• **WHAT NEEDS TO BE DONE**
Return the records exactly as they are.

• **Dataset excerpts**

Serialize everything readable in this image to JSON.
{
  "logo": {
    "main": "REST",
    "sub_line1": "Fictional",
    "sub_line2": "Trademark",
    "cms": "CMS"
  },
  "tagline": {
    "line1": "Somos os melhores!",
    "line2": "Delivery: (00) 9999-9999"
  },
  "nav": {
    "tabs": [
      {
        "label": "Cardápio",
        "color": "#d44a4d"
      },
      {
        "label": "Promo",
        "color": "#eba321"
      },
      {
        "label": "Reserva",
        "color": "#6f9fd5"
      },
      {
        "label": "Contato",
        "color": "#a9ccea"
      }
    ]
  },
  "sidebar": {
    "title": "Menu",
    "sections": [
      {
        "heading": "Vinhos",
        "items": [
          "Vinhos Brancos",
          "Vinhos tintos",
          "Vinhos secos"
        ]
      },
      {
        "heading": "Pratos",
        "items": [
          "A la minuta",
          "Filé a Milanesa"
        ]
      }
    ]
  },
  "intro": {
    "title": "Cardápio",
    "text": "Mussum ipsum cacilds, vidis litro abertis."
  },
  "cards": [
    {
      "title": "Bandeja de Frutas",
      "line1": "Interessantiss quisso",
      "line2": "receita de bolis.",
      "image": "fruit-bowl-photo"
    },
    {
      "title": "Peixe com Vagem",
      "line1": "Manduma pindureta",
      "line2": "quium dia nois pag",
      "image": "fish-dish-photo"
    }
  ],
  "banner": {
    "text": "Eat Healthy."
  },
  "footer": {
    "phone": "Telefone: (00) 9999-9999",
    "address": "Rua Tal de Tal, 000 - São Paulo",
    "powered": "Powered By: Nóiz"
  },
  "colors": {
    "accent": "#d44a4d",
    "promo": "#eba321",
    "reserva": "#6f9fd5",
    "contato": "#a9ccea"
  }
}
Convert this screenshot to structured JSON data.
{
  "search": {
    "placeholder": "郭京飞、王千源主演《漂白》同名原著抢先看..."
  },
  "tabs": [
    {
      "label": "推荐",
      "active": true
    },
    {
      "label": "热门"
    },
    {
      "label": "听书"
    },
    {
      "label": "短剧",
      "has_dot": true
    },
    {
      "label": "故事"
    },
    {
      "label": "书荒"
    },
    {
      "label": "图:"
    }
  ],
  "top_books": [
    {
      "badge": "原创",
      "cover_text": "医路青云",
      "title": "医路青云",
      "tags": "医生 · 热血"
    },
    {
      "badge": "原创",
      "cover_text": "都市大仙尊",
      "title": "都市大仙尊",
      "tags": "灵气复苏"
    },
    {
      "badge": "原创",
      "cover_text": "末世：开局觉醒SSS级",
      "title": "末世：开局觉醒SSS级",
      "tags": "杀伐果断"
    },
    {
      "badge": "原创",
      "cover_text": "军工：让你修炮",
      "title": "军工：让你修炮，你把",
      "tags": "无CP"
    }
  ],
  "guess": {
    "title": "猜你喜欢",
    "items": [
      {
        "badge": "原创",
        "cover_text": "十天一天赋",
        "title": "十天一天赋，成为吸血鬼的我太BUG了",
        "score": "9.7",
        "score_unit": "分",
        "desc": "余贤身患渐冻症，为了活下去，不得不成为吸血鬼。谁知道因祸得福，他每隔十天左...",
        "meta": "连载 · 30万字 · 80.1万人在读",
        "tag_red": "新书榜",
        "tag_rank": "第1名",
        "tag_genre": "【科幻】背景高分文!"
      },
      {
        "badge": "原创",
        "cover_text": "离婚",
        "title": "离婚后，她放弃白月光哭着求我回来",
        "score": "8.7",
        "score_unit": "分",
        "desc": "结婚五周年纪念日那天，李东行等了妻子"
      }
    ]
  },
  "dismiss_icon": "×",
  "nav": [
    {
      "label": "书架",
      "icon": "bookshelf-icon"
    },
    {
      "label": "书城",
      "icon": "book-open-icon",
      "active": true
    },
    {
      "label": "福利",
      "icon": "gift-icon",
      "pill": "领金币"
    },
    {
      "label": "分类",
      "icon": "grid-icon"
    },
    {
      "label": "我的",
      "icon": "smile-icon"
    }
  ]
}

• **FINAL RESULT**
Serialize everything readable in this image to JSON.
{
  "logo": {
    "main": "REST",
    "sub_line1": "Fictional",
    "sub_line2": "Trademark",
    "cms": "CMS"
  },
  "tagline": {
    "line1": "Somos os melhores!",
    "line2": "Delivery: (00) 9999-9999"
  },
  "nav": {
    "tabs": [
      {
        "label": "Cardápio",
        "color": "#d44a4d"
      },
      {
        "label": "Promo",
        "color": "#eba321"
      },
      {
        "label": "Reserva",
        "color": "#6f9fd5"
      },
      {
        "label": "Contato",
        "color": "#a9ccea"
      }
    ]
  },
  "sidebar": {
    "title": "Menu",
    "sections": [
      {
        "heading": "Vinhos",
        "items": [
          "Vinhos Brancos",
          "Vinhos tintos",
          "Vinhos secos"
        ]
      },
      {
        "heading": "Pratos",
        "items": [
          "A la minuta",
          "Filé a Milanesa"
        ]
      }
    ]
  },
  "intro": {
    "title": "Cardápio",
    "text": "Mussum ipsum cacilds, vidis litro abertis."
  },
  "cards": [
    {
      "title": "Bandeja de Frutas",
      "line1": "Interessantiss quisso",
      "line2": "receita de bolis.",
      "image": "fruit-bowl-photo"
    },
    {
      "title": "Peixe com Vagem",
      "line1": "Manduma pindureta",
      "line2": "quium dia nois pag",
      "image": "fish-dish-photo"
    }
  ],
  "banner": {
    "text": "Eat Healthy."
  },
  "footer": {
    "phone": "Telefone: (00) 9999-9999",
    "address": "Rua Tal de Tal, 000 - São Paulo",
    "powered": "Powered By: Nóiz"
  },
  "colors": {
    "accent": "#d44a4d",
    "promo": "#eba321",
    "reserva": "#6f9fd5",
    "contato": "#a9ccea"
  }
}
Convert this screenshot to structured JSON data.
{
  "search": {
    "placeholder": "郭京飞、王千源主演《漂白》同名原著抢先看..."
  },
  "tabs": [
    {
      "label": "推荐",
      "active": true
    },
    {
      "label": "热门"
    },
    {
      "label": "听书"
    },
    {
      "label": "短剧",
      "has_dot": true
    },
    {
      "label": "故事"
    },
    {
      "label": "书荒"
    },
    {
      "label": "图:"
    }
  ],
  "top_books": [
    {
      "badge": "原创",
      "cover_text": "医路青云",
      "title": "医路青云",
      "tags": "医生 · 热血"
    },
    {
      "badge": "原创",
      "cover_text": "都市大仙尊",
      "title": "都市大仙尊",
      "tags": "灵气复苏"
    },
    {
      "badge": "原创",
      "cover_text": "末世：开局觉醒SSS级",
      "title": "末世：开局觉醒SSS级",
      "tags": "杀伐果断"
    },
    {
      "badge": "原创",
      "cover_text": "军工：让你修炮",
      "title": "军工：让你修炮，你把",
      "tags": "无CP"
    }
  ],
  "guess": {
    "title": "猜你喜欢",
    "items": [
      {
        "badge": "原创",
        "cover_text": "十天一天赋",
        "title": "十天一天赋，成为吸血鬼的我太BUG了",
        "score": "9.7",
        "score_unit": "分",
        "desc": "余贤身患渐冻症，为了活下去，不得不成为吸血鬼。谁知道因祸得福，他每隔十天左...",
        "meta": "连载 · 30万字 · 80.1万人在读",
        "tag_red": "新书榜",
        "tag_rank": "第1名",
        "tag_genre": "【科幻】背景高分文!"
      },
      {
        "badge": "原创",
        "cover_text": "离婚",
        "title": "离婚后，她放弃白月光哭着求我回来",
        "score": "8.7",
        "score_unit": "分",
        "desc": "结婚五周年纪念日那天，李东行等了妻子"
      }
    ]
  },
  "dismiss_icon": "×",
  "nav": [
    {
      "label": "书架",
      "icon": "bookshelf-icon"
    },
    {
      "label": "书城",
      "icon": "book-open-icon",
      "active": true
    },
    {
      "label": "福利",
      "icon": "gift-icon",
      "pill": "领金币"
    },
    {
      "label": "分类",
      "icon": "grid-icon"
    },
    {
      "label": "我的",
      "icon": "smile-icon"
    }
  ]
}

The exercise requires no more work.